▶ _WHAT YOU NEED TO DO_:
Reproduce the listing verbatim.
□ □ □
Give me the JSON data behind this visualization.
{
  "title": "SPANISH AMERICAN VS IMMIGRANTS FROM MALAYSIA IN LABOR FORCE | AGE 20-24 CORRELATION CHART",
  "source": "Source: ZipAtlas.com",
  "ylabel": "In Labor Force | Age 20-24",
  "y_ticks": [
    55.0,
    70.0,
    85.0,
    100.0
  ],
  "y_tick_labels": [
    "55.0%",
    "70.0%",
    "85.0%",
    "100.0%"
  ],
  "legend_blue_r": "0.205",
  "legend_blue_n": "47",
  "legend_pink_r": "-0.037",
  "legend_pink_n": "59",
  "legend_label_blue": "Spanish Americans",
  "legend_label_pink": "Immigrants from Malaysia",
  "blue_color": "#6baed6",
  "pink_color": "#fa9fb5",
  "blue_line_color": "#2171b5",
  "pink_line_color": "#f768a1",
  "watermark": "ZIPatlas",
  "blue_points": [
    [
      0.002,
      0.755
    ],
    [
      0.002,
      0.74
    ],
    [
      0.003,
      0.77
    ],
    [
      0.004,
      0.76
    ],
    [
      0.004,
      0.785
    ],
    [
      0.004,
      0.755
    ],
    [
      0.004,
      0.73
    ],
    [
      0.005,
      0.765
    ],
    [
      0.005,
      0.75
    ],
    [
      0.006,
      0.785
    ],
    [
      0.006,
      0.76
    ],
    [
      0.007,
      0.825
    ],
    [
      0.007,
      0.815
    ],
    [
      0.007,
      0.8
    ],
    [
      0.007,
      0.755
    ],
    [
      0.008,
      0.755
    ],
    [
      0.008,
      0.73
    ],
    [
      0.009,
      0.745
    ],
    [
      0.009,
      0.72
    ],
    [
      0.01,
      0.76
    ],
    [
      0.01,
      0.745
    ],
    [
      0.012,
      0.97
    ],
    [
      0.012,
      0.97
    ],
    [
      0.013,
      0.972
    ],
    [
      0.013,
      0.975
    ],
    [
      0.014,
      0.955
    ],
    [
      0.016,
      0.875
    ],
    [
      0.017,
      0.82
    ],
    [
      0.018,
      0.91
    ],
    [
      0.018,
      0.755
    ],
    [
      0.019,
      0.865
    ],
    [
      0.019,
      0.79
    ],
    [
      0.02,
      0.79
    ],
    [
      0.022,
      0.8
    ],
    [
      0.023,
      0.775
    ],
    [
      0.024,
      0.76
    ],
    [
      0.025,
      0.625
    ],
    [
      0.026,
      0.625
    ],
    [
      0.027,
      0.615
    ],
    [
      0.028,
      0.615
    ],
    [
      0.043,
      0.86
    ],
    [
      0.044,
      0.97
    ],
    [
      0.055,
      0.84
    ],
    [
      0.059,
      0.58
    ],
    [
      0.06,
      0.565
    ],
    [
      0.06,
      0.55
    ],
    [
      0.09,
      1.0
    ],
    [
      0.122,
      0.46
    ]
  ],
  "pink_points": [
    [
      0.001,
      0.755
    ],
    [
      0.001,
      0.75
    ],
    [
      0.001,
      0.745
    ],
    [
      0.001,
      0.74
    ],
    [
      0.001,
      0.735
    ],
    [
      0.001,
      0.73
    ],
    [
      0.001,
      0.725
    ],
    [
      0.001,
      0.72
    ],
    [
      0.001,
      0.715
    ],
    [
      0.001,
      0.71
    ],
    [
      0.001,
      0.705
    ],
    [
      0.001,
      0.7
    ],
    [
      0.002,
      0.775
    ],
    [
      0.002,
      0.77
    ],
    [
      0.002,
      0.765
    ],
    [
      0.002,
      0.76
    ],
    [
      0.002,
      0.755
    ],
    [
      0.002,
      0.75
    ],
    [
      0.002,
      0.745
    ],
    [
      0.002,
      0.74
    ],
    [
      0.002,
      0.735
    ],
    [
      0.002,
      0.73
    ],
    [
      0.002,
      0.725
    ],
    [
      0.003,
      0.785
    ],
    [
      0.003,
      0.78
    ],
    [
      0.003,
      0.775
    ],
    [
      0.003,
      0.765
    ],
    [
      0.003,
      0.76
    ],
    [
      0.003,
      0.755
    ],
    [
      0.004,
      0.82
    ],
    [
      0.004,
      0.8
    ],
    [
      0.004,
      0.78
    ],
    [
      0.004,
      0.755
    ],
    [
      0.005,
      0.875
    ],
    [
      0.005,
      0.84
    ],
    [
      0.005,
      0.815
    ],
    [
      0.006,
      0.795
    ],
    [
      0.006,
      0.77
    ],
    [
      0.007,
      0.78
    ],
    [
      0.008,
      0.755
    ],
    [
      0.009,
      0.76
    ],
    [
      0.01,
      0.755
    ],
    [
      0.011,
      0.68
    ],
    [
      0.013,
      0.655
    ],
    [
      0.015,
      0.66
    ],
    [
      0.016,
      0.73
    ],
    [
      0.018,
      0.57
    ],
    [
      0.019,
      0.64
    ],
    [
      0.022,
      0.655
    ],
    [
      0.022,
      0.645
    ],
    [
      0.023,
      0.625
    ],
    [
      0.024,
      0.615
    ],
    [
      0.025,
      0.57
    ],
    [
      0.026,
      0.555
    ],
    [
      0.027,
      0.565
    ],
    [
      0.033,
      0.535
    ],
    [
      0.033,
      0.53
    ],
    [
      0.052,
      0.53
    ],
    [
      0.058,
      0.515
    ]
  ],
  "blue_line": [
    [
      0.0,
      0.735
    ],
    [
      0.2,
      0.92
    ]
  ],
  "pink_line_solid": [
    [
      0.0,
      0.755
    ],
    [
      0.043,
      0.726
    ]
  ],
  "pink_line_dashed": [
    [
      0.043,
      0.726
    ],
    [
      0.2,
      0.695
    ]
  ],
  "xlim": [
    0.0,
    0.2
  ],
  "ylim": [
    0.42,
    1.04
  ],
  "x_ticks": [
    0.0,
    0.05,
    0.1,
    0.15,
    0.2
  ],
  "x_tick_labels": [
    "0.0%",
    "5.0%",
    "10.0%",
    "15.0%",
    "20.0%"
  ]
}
□ □ □
▶ _SOLUTION BELOW_:
Give me the JSON data behind this visualization.
{
  "title": "SPANISH AMERICAN VS IMMIGRANTS FROM MALAYSIA IN LABOR FORCE | AGE 20-24 CORRELATION CHART",
  "source": "Source: ZipAtlas.com",
  "ylabel": "In Labor Force | Age 20-24",
  "y_ticks": [
    55.0,
    70.0,
    85.0,
    100.0
  ],
  "y_tick_labels": [
    "55.0%",
    "70.0%",
    "85.0%",
    "100.0%"
  ],
  "legend_blue_r": "0.205",
  "legend_blue_n": "47",
  "legend_pink_r": "-0.037",
  "legend_pink_n": "59",
  "legend_label_blue": "Spanish Americans",
  "legend_label_pink": "Immigrants from Malaysia",
  "blue_color": "#6baed6",
  "pink_color": "#fa9fb5",
  "blue_line_color": "#2171b5",
  "pink_line_color": "#f768a1",
  "watermark": "ZIPatlas",
  "blue_points": [
    [
      0.002,
      0.755
    ],
    [
      0.002,
      0.74
    ],
    [
      0.003,
      0.77
    ],
    [
      0.004,
      0.76
    ],
    [
      0.004,
      0.785
    ],
    [
      0.004,
      0.755
    ],
    [
      0.004,
      0.73
    ],
    [
      0.005,
      0.765
    ],
    [
      0.005,
      0.75
    ],
    [
      0.006,
      0.785
    ],
    [
      0.006,
      0.76
    ],
    [
      0.007,
      0.825
    ],
    [
      0.007,
      0.815
    ],
    [
      0.007,
      0.8
    ],
    [
      0.007,
      0.755
    ],
    [
      0.008,
      0.755
    ],
    [
      0.008,
      0.73
    ],
    [
      0.009,
      0.745
    ],
    [
      0.009,
      0.72
    ],
    [
      0.01,
      0.76
    ],
    [
      0.01,
      0.745
    ],
    [
      0.012,
      0.97
    ],
    [
      0.012,
      0.97
    ],
    [
      0.013,
      0.972
    ],
    [
      0.013,
      0.975
    ],
    [
      0.014,
      0.955
    ],
    [
      0.016,
      0.875
    ],
    [
      0.017,
      0.82
    ],
    [
      0.018,
      0.91
    ],
    [
      0.018,
      0.755
    ],
    [
      0.019,
      0.865
    ],
    [
      0.019,
      0.79
    ],
    [
      0.02,
      0.79
    ],
    [
      0.022,
      0.8
    ],
    [
      0.023,
      0.775
    ],
    [
      0.024,
      0.76
    ],
    [
      0.025,
      0.625
    ],
    [
      0.026,
      0.625
    ],
    [
      0.027,
      0.615
    ],
    [
      0.028,
      0.615
    ],
    [
      0.043,
      0.86
    ],
    [
      0.044,
      0.97
    ],
    [
      0.055,
      0.84
    ],
    [
      0.059,
      0.58
    ],
    [
      0.06,
      0.565
    ],
    [
      0.06,
      0.55
    ],
    [
      0.09,
      1.0
    ],
    [
      0.122,
      0.46
    ]
  ],
  "pink_points": [
    [
      0.001,
      0.755
    ],
    [
      0.001,
      0.75
    ],
    [
      0.001,
      0.745
    ],
    [
      0.001,
      0.74
    ],
    [
      0.001,
      0.735
    ],
    [
      0.001,
      0.73
    ],
    [
      0.001,
      0.725
    ],
    [
      0.001,
      0.72
    ],
    [
      0.001,
      0.715
    ],
    [
      0.001,
      0.71
    ],
    [
      0.001,
      0.705
    ],
    [
      0.001,
      0.7
    ],
    [
      0.002,
      0.775
    ],
    [
      0.002,
      0.77
    ],
    [
      0.002,
      0.765
    ],
    [
      0.002,
      0.76
    ],
    [
      0.002,
      0.755
    ],
    [
      0.002,
      0.75
    ],
    [
      0.002,
      0.745
    ],
    [
      0.002,
      0.74
    ],
    [
      0.002,
      0.735
    ],
    [
      0.002,
      0.73
    ],
    [
      0.002,
      0.725
    ],
    [
      0.003,
      0.785
    ],
    [
      0.003,
      0.78
    ],
    [
      0.003,
      0.775
    ],
    [
      0.003,
      0.765
    ],
    [
      0.003,
      0.76
    ],
    [
      0.003,
      0.755
    ],
    [
      0.004,
      0.82
    ],
    [
      0.004,
      0.8
    ],
    [
      0.004,
      0.78
    ],
    [
      0.004,
      0.755
    ],
    [
      0.005,
      0.875
    ],
    [
      0.005,
      0.84
    ],
    [
      0.005,
      0.815
    ],
    [
      0.006,
      0.795
    ],
    [
      0.006,
      0.77
    ],
    [
      0.007,
      0.78
    ],
    [
      0.008,
      0.755
    ],
    [
      0.009,
      0.76
    ],
    [
      0.01,
      0.755
    ],
    [
      0.011,
      0.68
    ],
    [
      0.013,
      0.655
    ],
    [
      0.015,
      0.66
    ],
    [
      0.016,
      0.73
    ],
    [
      0.018,
      0.57
    ],
    [
      0.019,
      0.64
    ],
    [
      0.022,
      0.655
    ],
    [
      0.022,
      0.645
    ],
    [
      0.023,
      0.625
    ],
    [
      0.024,
      0.615
    ],
    [
      0.025,
      0.57
    ],
    [
      0.026,
      0.555
    ],
    [
      0.027,
      0.565
    ],
    [
      0.033,
      0.535
    ],
    [
      0.033,
      0.53
    ],
    [
      0.052,
      0.53
    ],
    [
      0.058,
      0.515
    ]
  ],
  "blue_line": [
    [
      0.0,
      0.735
    ],
    [
      0.2,
      0.92
    ]
  ],
  "pink_line_solid": [
    [
      0.0,
      0.755
    ],
    [
      0.043,
      0.726
    ]
  ],
  "pink_line_dashed": [
    [
      0.043,
      0.726
    ],
    [
      0.2,
      0.695
    ]
  ],
  "xlim": [
    0.0,
    0.2
  ],
  "ylim": [
    0.42,
    1.04
  ],
  "x_ticks": [
    0.0,
    0.05,
    0.1,
    0.15,
    0.2
  ],
  "x_tick_labels": [
    "0.0%",
    "5.0%",
    "10.0%",
    "15.0%",
    "20.0%"
  ]
}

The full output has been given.